- RECORDS:
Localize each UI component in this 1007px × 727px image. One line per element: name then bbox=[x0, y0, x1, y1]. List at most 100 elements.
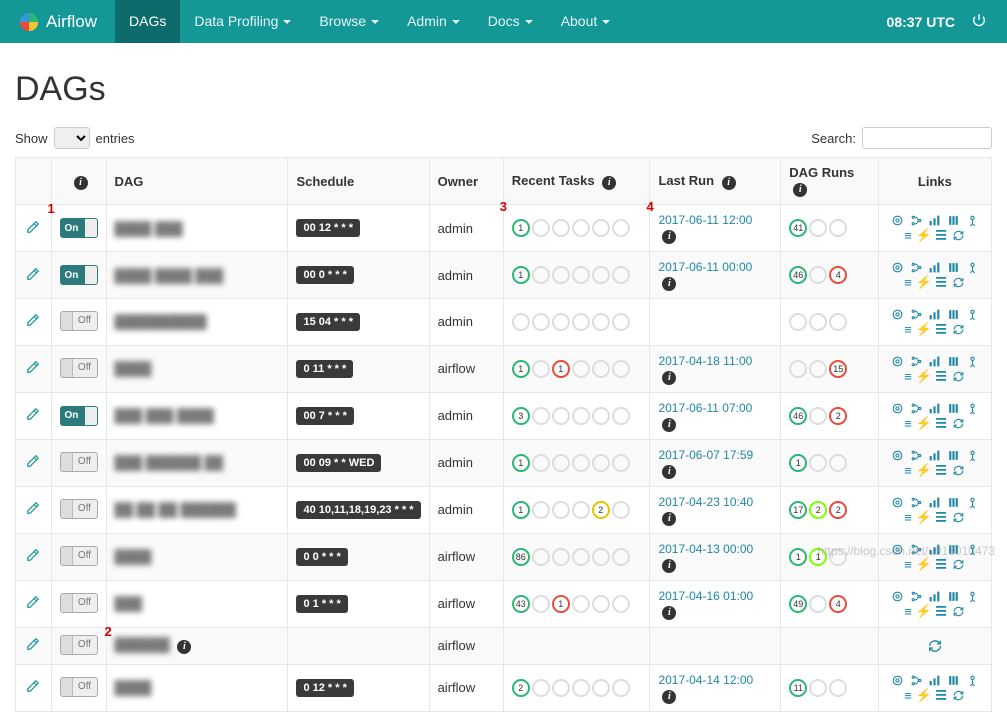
dag-link[interactable]: ██████████ bbox=[115, 314, 207, 329]
col-runs[interactable]: DAG Runs i bbox=[781, 158, 879, 205]
trigger-icon[interactable]: ⚡ bbox=[915, 509, 931, 524]
brand-wrap[interactable]: Airflow bbox=[10, 11, 105, 33]
status-circle[interactable] bbox=[612, 679, 630, 697]
dag-toggle[interactable]: Off bbox=[60, 677, 98, 697]
power-icon[interactable] bbox=[971, 12, 987, 31]
col-dag[interactable]: DAG bbox=[106, 158, 288, 205]
duration-icon[interactable] bbox=[947, 402, 960, 415]
edit-icon[interactable] bbox=[26, 269, 40, 284]
dag-toggle[interactable]: Off bbox=[60, 593, 98, 613]
status-circle[interactable] bbox=[809, 219, 827, 237]
status-circle[interactable] bbox=[612, 501, 630, 519]
duration-icon[interactable] bbox=[947, 308, 960, 321]
status-circle[interactable] bbox=[829, 454, 847, 472]
refresh-icon[interactable] bbox=[952, 229, 965, 242]
status-circle[interactable]: 4 bbox=[829, 266, 847, 284]
edit-icon[interactable] bbox=[26, 362, 40, 377]
status-circle[interactable]: 2 bbox=[829, 501, 847, 519]
dag-toggle[interactable]: Off bbox=[60, 358, 98, 378]
status-circle[interactable] bbox=[532, 454, 550, 472]
target-icon[interactable] bbox=[891, 355, 904, 368]
target-icon[interactable] bbox=[891, 214, 904, 227]
list-icon[interactable]: ☰ bbox=[935, 368, 947, 383]
status-circle[interactable] bbox=[612, 407, 630, 425]
status-circle[interactable] bbox=[552, 454, 570, 472]
schedule-badge[interactable]: 00 0 * * * bbox=[296, 266, 353, 284]
landing-icon[interactable] bbox=[966, 449, 979, 462]
status-circle[interactable]: 1 bbox=[809, 548, 827, 566]
duration-icon[interactable] bbox=[947, 590, 960, 603]
status-circle[interactable] bbox=[532, 360, 550, 378]
landing-icon[interactable] bbox=[966, 496, 979, 509]
status-circle[interactable] bbox=[592, 548, 610, 566]
list-icon[interactable]: ☰ bbox=[935, 415, 947, 430]
status-circle[interactable] bbox=[552, 407, 570, 425]
status-circle[interactable] bbox=[592, 219, 610, 237]
status-circle[interactable] bbox=[552, 313, 570, 331]
status-circle[interactable] bbox=[532, 313, 550, 331]
status-circle[interactable]: 1 bbox=[512, 219, 530, 237]
tree-icon[interactable] bbox=[910, 674, 923, 687]
col-schedule[interactable]: Schedule bbox=[288, 158, 429, 205]
gantt-icon[interactable]: ≡ bbox=[904, 463, 912, 478]
edit-icon[interactable] bbox=[26, 681, 40, 696]
schedule-badge[interactable]: 15 04 * * * bbox=[296, 313, 360, 331]
status-circle[interactable] bbox=[572, 219, 590, 237]
status-circle[interactable]: 86 bbox=[512, 548, 530, 566]
dag-toggle[interactable]: Off bbox=[60, 546, 98, 566]
tree-icon[interactable] bbox=[910, 308, 923, 321]
dag-toggle[interactable]: Off bbox=[60, 635, 98, 655]
duration-icon[interactable] bbox=[947, 214, 960, 227]
gantt-icon[interactable]: ≡ bbox=[904, 275, 912, 290]
schedule-badge[interactable]: 0 0 * * * bbox=[296, 548, 347, 566]
status-circle[interactable] bbox=[572, 360, 590, 378]
status-circle[interactable] bbox=[532, 407, 550, 425]
gantt-icon[interactable]: ≡ bbox=[904, 688, 912, 703]
status-circle[interactable] bbox=[612, 360, 630, 378]
landing-icon[interactable] bbox=[966, 590, 979, 603]
dag-toggle[interactable]: Off bbox=[60, 452, 98, 472]
target-icon[interactable] bbox=[891, 496, 904, 509]
status-circle[interactable] bbox=[572, 679, 590, 697]
status-circle[interactable]: 41 bbox=[789, 219, 807, 237]
status-circle[interactable] bbox=[592, 454, 610, 472]
status-circle[interactable] bbox=[512, 313, 530, 331]
status-circle[interactable]: 1 bbox=[512, 454, 530, 472]
edit-icon[interactable] bbox=[26, 456, 40, 471]
status-circle[interactable] bbox=[612, 219, 630, 237]
status-circle[interactable]: 49 bbox=[789, 595, 807, 613]
status-circle[interactable]: 46 bbox=[789, 407, 807, 425]
trigger-icon[interactable]: ⚡ bbox=[915, 368, 931, 383]
status-circle[interactable] bbox=[532, 595, 550, 613]
edit-icon[interactable] bbox=[26, 409, 40, 424]
nav-docs[interactable]: Docs bbox=[474, 0, 547, 43]
landing-icon[interactable] bbox=[966, 308, 979, 321]
status-circle[interactable] bbox=[809, 407, 827, 425]
edit-icon[interactable] bbox=[26, 503, 40, 518]
lastrun-link[interactable]: 2017-04-14 12:00 bbox=[658, 673, 753, 687]
gantt-icon[interactable]: ≡ bbox=[904, 557, 912, 572]
status-circle[interactable]: 2 bbox=[809, 501, 827, 519]
dag-link[interactable]: ████ bbox=[115, 361, 152, 376]
status-circle[interactable] bbox=[592, 313, 610, 331]
tree-icon[interactable] bbox=[910, 449, 923, 462]
dag-toggle[interactable]: Off bbox=[60, 311, 98, 331]
status-circle[interactable] bbox=[592, 360, 610, 378]
tree-icon[interactable] bbox=[910, 214, 923, 227]
lastrun-link[interactable]: 2017-04-16 01:00 bbox=[658, 589, 753, 603]
refresh-icon[interactable] bbox=[952, 323, 965, 336]
tree-icon[interactable] bbox=[910, 543, 923, 556]
trigger-icon[interactable]: ⚡ bbox=[915, 275, 931, 290]
schedule-badge[interactable]: 00 09 * * WED bbox=[296, 454, 381, 472]
duration-icon[interactable] bbox=[947, 449, 960, 462]
status-circle[interactable] bbox=[572, 595, 590, 613]
dag-toggle[interactable]: On bbox=[60, 265, 98, 285]
status-circle[interactable] bbox=[809, 679, 827, 697]
col-lastrun[interactable]: Last Run i bbox=[650, 158, 781, 205]
dag-link[interactable]: ███ bbox=[115, 596, 143, 611]
refresh-icon[interactable] bbox=[952, 689, 965, 702]
status-circle[interactable] bbox=[829, 548, 847, 566]
schedule-badge[interactable]: 0 11 * * * bbox=[296, 360, 353, 378]
status-circle[interactable] bbox=[612, 595, 630, 613]
graph-icon[interactable] bbox=[928, 449, 941, 462]
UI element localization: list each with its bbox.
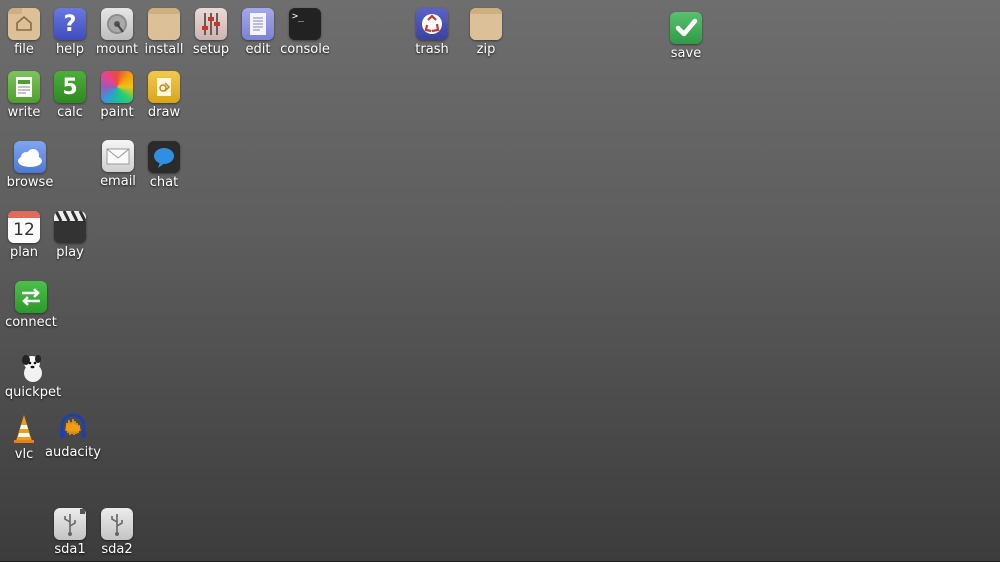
recycle-icon (416, 8, 448, 40)
network-arrows-icon (15, 281, 47, 313)
desktop-icon-label: draw (147, 105, 181, 120)
desktop-icon-label: calc (57, 105, 83, 120)
terminal-icon: >_ (289, 8, 321, 40)
desktop-icon-label: audacity (45, 445, 101, 460)
desktop-icon-label: sda2 (101, 542, 133, 557)
desktop-icon-label: connect (5, 315, 57, 330)
checkmark-icon (670, 12, 702, 44)
drawing-icon (148, 71, 180, 103)
desktop-icon-label: browse (6, 175, 54, 190)
desktop-icon-label: play (56, 245, 84, 260)
desktop-icon-label: zip (476, 42, 496, 57)
desktop-icon-label: edit (245, 42, 271, 57)
desktop-icon-label: sda1 (54, 542, 86, 557)
desktop-icon-label: plan (9, 245, 39, 260)
desktop-icon-draw[interactable]: draw (129, 71, 199, 120)
desktop-icon-label: trash (415, 42, 449, 57)
desktop-icon-audacity[interactable]: audacity (38, 411, 108, 460)
usb-drive-icon (101, 508, 133, 540)
desktop-icon-label: quickpet (4, 385, 62, 400)
desktop-icon-save[interactable]: save (651, 12, 721, 61)
archive-box-icon (470, 8, 502, 40)
desktop-icon-browse[interactable]: browse (0, 141, 65, 190)
desktop-icon-label: help (55, 42, 85, 57)
desktop-icon-chat[interactable]: chat (129, 141, 199, 190)
desktop-icon-label: chat (149, 175, 179, 190)
desktop-icon-sda2[interactable]: sda2 (82, 508, 152, 557)
cloud-icon (14, 141, 46, 173)
desktop-icon-zip[interactable]: zip (451, 8, 521, 57)
speech-bubble-icon (148, 141, 180, 173)
desktop-icon-label: vlc (14, 447, 34, 462)
desktop-icon-label: save (670, 46, 702, 61)
clapperboard-icon (54, 211, 86, 243)
desktop-icon-connect[interactable]: connect (0, 281, 66, 330)
headphones-waveform-icon (57, 411, 89, 443)
desktop-icon-play[interactable]: play (35, 211, 105, 260)
desktop-icon-label: console (280, 42, 330, 57)
puppy-icon (17, 351, 49, 383)
desktop-icon-quickpet[interactable]: quickpet (0, 351, 68, 400)
traffic-cone-icon (8, 413, 40, 445)
desktop-icon-label: file (14, 42, 34, 57)
desktop-icon-console[interactable]: >_ console (270, 8, 340, 57)
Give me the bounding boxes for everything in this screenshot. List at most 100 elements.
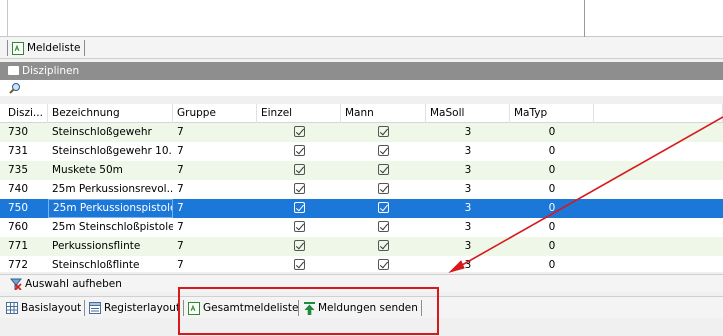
basislayout-button[interactable]: Basislayout [4,299,85,317]
table-cell: Perkussionsflinte [52,240,141,252]
checked-checkbox[interactable] [378,220,389,232]
checked-checkbox[interactable] [293,258,305,270]
column-header[interactable]: Mann [341,104,426,123]
table-cell: 0 [548,202,556,214]
table-row[interactable]: 730 Steinschloßgewehr 7 3 0 [0,123,723,142]
table-row[interactable]: 735 Muskete 50m 7 3 0 [0,161,723,180]
checked-checkbox[interactable] [293,125,305,137]
table-cell: Steinschloßflinte [52,259,140,271]
disziplinen-group-header[interactable]: Disziplinen [0,62,723,80]
table-cell: 3 [464,126,472,138]
meldeliste-button[interactable]: Meldeliste [10,39,84,57]
table-row[interactable]: 771 Perkussionsflinte 7 3 0 [0,237,723,256]
table-cell: 0 [548,183,556,195]
table-cell: 0 [548,259,556,271]
table-cell: 25m Steinschloßpistole [52,221,173,233]
table-cell [594,142,723,161]
table-cell [341,161,426,180]
checked-checkbox[interactable] [378,125,389,137]
table-cell: 7 [177,259,184,271]
register-layout-icon [89,302,101,314]
table-cell [594,180,723,199]
column-header[interactable]: MaSoll [426,104,510,123]
registerlayout-label: Registerlayout [104,302,180,314]
panel-divider-left [7,0,8,37]
table-cell [257,218,341,237]
table-cell [341,256,426,272]
checked-checkbox[interactable] [378,239,389,251]
table-cell [257,256,341,272]
table-cell: 3 [464,164,472,176]
column-header-filler [594,104,723,123]
table-cell [257,237,341,256]
table-cell [341,123,426,142]
table-cell: 735 [8,164,29,176]
table-cell: 7 [177,202,184,214]
checked-checkbox[interactable] [293,239,305,251]
meldeliste-label: Meldeliste [27,42,81,54]
checked-checkbox[interactable] [293,163,305,175]
column-header[interactable]: Gruppe [173,104,257,123]
table-cell: 772 [8,259,29,271]
auswahl-aufheben-button[interactable]: Auswahl aufheben [8,275,126,293]
table-cell: 731 [8,145,29,157]
table-row[interactable]: 740 25m Perkussionsrevol... 7 3 0 [0,180,723,199]
toolbar-separator [84,40,85,56]
search-icon[interactable] [9,82,21,94]
table-cell: 0 [548,126,556,138]
checked-checkbox[interactable] [378,201,389,213]
folder-icon [8,66,19,75]
table-row[interactable]: 772 Steinschloßflinte 7 3 0 [0,256,723,272]
grid-layout-icon [6,302,18,314]
checked-checkbox[interactable] [378,258,389,270]
table-cell: 7 [177,126,184,138]
table-cell: 771 [8,240,29,252]
table-cell: 730 [8,126,29,138]
column-header[interactable]: MaTyp [510,104,594,123]
column-header[interactable]: Einzel [257,104,341,123]
table-cell: 25m Perkussionspistole [48,199,173,218]
pdf-document-icon [12,41,24,55]
table-cell: Steinschloßgewehr [52,126,152,138]
table-cell [257,123,341,142]
table-cell: 3 [464,240,472,252]
table-cell: 760 [8,221,29,233]
meldeliste-toolbar: Meldeliste [0,37,723,59]
table-cell: 7 [177,145,184,157]
table-cell [594,237,723,256]
checked-checkbox[interactable] [378,144,389,156]
table-cell [594,199,723,218]
table-cell [594,123,723,142]
table-cell: 0 [548,145,556,157]
table-cell [341,199,426,218]
toolbar-separator [7,40,8,56]
checked-checkbox[interactable] [378,182,389,194]
group-title: Disziplinen [22,65,80,77]
table-row[interactable]: 731 Steinschloßgewehr 10... 7 3 0 [0,142,723,161]
basislayout-label: Basislayout [21,302,82,314]
table-cell [341,218,426,237]
registerlayout-button[interactable]: Registerlayout [87,299,184,317]
table-cell [341,180,426,199]
table-cell [594,218,723,237]
table-cell: 740 [8,183,29,195]
checked-checkbox[interactable] [293,144,305,156]
column-header[interactable]: Diszi... [0,104,48,123]
checked-checkbox[interactable] [378,163,389,175]
table-cell [341,142,426,161]
top-panel [0,0,723,37]
table-cell: 7 [177,164,184,176]
table-row[interactable]: 750 25m Perkussionspistole 7 3 0 [0,199,723,218]
table-cell: 0 [548,240,556,252]
table-cell: 25m Perkussionsrevol... [52,183,173,195]
table-cell [341,237,426,256]
table-cell: 3 [464,259,472,271]
checked-checkbox[interactable] [293,201,305,213]
table-cell [594,256,723,272]
table-cell: 0 [548,164,556,176]
table-cell [257,142,341,161]
table-row[interactable]: 760 25m Steinschloßpistole 7 3 0 [0,218,723,237]
checked-checkbox[interactable] [293,220,305,232]
column-header[interactable]: Bezeichnung [48,104,173,123]
checked-checkbox[interactable] [293,182,305,194]
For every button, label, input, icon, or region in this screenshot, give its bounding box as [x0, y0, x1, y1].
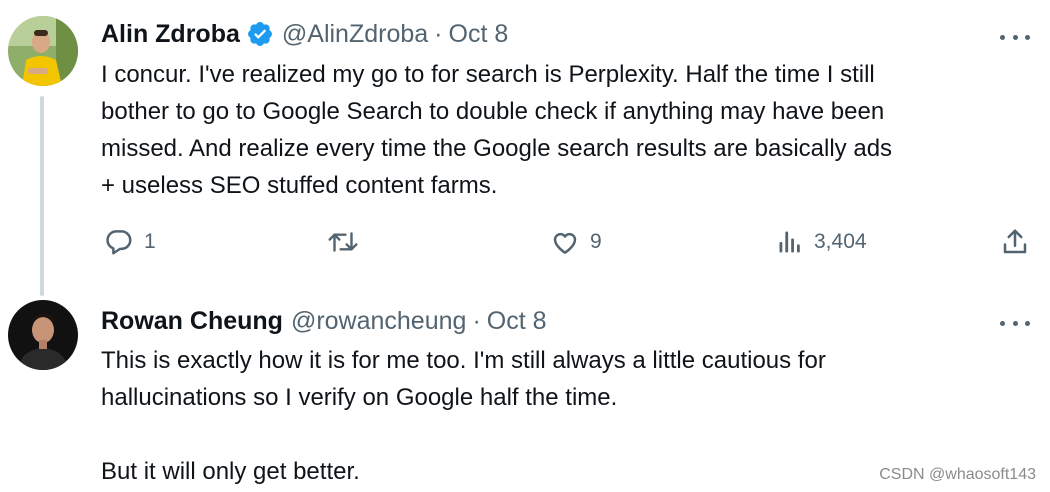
retweet-icon: [328, 232, 358, 252]
views-icon: [779, 231, 800, 253]
tweet-alin-zdroba[interactable]: Alin Zdroba @AlinZdroba · Oct 8 I concur…: [0, 0, 1050, 296]
author-name[interactable]: Rowan Cheung: [101, 305, 283, 337]
share-icon: [1003, 229, 1027, 254]
tweet-actions: 1 9 3,404: [0, 222, 1050, 262]
like-button[interactable]: 9: [550, 222, 602, 262]
tweet-header: Alin Zdroba @AlinZdroba · Oct 8: [101, 18, 508, 50]
author-handle[interactable]: @rowancheung: [291, 305, 467, 337]
retweet-button[interactable]: [326, 222, 360, 262]
view-count: 3,404: [814, 230, 867, 253]
views-button[interactable]: 3,404: [776, 222, 867, 262]
reply-icon: [106, 230, 132, 255]
watermark: CSDN @whaosoft143: [879, 466, 1036, 483]
thread-connector-line: [40, 96, 44, 296]
tweet-rowan-cheung[interactable]: Rowan Cheung @rowancheung · Oct 8 This i…: [0, 290, 1050, 492]
verified-badge-icon: [246, 20, 274, 48]
tweet-text: I concur. I've realized my go to for sea…: [101, 61, 893, 199]
tweet-header: Rowan Cheung @rowancheung · Oct 8: [101, 305, 547, 337]
avatar[interactable]: [8, 16, 78, 86]
share-button[interactable]: [1000, 222, 1030, 262]
header-separator: ·: [434, 20, 443, 48]
reply-count: 1: [144, 230, 156, 253]
like-icon: [553, 232, 577, 254]
like-count: 9: [590, 230, 602, 253]
author-handle[interactable]: @AlinZdroba: [282, 18, 428, 50]
more-icon[interactable]: [1000, 316, 1030, 330]
header-separator: ·: [472, 307, 481, 335]
more-icon[interactable]: [1000, 30, 1030, 44]
avatar-image: [8, 16, 78, 86]
reply-button[interactable]: 1: [104, 222, 156, 262]
avatar[interactable]: [8, 300, 78, 370]
avatar-image: [8, 300, 78, 370]
tweet-date[interactable]: Oct 8: [449, 18, 509, 50]
tweet-date[interactable]: Oct 8: [487, 305, 547, 337]
author-name[interactable]: Alin Zdroba: [101, 18, 240, 50]
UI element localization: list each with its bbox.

- THE PROBLEM:
Reproduce the data from the line with "retweet-icon: [328, 232, 358, 252]" up to and including the line with "verified-badge-icon: [246, 20, 274, 48]", swapping "tweet-header" for "post-header" and changing nothing else.

- WRITTEN RESPONSE:
retweet-icon: [328, 232, 358, 252]
views-icon: [779, 231, 800, 253]
tweet-alin-zdroba[interactable]: Alin Zdroba @AlinZdroba · Oct 8 I concur…: [0, 0, 1050, 296]
author-name[interactable]: Rowan Cheung: [101, 305, 283, 337]
share-icon: [1003, 229, 1027, 254]
tweet-actions: 1 9 3,404: [0, 222, 1050, 262]
like-button[interactable]: 9: [550, 222, 602, 262]
post-header: Alin Zdroba @AlinZdroba · Oct 8: [101, 18, 508, 50]
author-handle[interactable]: @rowancheung: [291, 305, 467, 337]
retweet-button[interactable]: [326, 222, 360, 262]
view-count: 3,404: [814, 230, 867, 253]
views-button[interactable]: 3,404: [776, 222, 867, 262]
reply-icon: [106, 230, 132, 255]
watermark: CSDN @whaosoft143: [879, 466, 1036, 483]
thread-connector-line: [40, 96, 44, 296]
tweet-rowan-cheung[interactable]: Rowan Cheung @rowancheung · Oct 8 This i…: [0, 290, 1050, 492]
verified-badge-icon: [246, 20, 274, 48]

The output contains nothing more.